____ Data to use
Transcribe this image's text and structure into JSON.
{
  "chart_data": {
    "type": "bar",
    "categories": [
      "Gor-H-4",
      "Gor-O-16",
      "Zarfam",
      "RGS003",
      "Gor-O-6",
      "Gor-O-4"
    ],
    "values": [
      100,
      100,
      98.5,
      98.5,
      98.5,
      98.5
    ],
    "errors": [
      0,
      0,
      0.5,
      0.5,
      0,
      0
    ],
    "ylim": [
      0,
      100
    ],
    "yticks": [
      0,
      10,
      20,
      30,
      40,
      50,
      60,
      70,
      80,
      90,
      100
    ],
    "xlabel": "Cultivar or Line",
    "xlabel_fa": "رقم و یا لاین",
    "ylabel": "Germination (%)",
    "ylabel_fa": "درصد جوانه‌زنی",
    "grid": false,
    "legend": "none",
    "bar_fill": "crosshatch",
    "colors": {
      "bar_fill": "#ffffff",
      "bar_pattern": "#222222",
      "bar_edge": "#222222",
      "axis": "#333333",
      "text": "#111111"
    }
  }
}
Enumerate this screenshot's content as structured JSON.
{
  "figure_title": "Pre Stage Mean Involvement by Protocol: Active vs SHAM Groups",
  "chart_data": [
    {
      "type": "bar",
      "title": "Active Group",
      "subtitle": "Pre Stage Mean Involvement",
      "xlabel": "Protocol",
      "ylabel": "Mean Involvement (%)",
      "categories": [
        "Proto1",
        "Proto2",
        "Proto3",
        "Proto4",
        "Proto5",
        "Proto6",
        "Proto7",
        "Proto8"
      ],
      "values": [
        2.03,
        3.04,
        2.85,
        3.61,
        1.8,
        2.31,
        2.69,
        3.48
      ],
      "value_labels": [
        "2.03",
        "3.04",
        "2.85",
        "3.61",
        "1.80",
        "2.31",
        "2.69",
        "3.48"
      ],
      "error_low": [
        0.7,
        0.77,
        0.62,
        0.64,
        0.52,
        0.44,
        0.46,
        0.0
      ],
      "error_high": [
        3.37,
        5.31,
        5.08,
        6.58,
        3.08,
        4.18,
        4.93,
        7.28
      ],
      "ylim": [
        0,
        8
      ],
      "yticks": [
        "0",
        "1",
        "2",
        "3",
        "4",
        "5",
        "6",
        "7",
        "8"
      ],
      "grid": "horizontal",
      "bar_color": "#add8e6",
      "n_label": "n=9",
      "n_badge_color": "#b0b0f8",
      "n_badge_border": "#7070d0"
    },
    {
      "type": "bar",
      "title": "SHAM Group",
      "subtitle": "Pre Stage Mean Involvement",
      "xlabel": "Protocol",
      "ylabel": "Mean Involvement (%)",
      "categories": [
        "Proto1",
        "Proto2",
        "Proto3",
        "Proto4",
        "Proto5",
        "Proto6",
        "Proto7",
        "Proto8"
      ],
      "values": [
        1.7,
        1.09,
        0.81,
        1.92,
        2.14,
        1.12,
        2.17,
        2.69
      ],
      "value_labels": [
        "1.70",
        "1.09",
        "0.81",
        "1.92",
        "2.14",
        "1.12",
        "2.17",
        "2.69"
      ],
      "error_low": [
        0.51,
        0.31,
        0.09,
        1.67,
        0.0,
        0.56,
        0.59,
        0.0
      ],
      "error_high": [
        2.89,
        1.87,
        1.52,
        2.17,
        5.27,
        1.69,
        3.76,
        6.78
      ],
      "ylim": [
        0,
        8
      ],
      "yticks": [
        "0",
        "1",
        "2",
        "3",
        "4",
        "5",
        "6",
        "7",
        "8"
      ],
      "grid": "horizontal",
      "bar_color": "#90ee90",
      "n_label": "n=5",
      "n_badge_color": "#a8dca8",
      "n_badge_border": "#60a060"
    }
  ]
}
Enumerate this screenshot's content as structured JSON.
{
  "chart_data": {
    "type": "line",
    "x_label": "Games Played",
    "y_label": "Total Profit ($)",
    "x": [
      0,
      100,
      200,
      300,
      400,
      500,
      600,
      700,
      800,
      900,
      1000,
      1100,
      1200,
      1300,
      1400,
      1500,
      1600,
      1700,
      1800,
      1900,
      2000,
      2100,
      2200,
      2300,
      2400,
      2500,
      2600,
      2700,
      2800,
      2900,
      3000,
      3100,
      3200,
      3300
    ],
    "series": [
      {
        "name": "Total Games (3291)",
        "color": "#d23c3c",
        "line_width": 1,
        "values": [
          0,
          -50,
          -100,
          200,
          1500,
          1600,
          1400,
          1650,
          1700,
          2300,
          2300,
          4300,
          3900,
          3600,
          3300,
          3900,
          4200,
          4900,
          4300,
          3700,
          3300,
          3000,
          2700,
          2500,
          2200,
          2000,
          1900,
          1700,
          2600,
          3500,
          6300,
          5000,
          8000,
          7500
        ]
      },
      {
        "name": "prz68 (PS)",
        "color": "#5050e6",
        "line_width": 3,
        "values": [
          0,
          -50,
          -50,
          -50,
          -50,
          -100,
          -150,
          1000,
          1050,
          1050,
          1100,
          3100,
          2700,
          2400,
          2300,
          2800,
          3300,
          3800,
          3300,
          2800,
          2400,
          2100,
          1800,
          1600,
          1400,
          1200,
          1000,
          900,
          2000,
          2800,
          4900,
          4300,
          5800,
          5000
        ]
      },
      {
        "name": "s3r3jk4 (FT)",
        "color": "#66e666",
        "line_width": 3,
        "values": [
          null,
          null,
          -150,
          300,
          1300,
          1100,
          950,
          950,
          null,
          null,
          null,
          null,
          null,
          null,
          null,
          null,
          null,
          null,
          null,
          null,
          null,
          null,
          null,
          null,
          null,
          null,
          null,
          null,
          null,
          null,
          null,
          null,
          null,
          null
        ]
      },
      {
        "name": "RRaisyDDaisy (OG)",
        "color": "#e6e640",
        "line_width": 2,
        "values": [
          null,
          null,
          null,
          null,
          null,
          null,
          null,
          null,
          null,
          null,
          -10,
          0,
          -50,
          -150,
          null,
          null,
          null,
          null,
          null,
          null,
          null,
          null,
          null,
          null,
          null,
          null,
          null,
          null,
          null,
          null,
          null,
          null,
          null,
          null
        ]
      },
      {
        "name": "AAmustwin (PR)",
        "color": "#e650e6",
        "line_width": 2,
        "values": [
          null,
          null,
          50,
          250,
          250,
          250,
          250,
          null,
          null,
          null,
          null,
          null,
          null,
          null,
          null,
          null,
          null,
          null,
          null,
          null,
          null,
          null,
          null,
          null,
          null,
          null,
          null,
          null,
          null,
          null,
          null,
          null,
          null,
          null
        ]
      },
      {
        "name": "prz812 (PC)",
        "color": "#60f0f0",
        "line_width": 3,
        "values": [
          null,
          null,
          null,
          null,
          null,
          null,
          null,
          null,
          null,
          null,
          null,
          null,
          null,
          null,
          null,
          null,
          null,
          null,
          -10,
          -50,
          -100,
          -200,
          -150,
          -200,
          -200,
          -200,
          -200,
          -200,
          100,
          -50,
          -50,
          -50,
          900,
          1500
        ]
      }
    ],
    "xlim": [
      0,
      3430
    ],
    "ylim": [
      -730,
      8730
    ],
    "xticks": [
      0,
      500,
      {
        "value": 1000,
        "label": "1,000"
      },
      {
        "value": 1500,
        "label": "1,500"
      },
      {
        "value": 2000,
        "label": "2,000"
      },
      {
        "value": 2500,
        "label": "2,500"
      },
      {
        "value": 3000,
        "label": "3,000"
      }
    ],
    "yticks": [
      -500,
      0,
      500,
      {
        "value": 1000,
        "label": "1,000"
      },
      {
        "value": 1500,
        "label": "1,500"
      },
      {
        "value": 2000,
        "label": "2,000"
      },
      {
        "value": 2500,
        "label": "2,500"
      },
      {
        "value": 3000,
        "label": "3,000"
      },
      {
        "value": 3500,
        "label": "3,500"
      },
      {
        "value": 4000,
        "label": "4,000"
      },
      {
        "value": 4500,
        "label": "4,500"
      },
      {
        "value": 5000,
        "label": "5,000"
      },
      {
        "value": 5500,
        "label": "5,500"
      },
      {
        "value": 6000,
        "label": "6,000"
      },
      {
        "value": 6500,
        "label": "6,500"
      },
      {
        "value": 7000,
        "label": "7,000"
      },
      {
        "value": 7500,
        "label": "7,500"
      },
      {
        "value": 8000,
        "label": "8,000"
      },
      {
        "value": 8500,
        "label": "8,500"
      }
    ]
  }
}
________
• Requirements: List the lines of the material in which the word "Games" occurs.

• Full output:
    "x_label": "Games Played",
        "name": "Total Games (3291)",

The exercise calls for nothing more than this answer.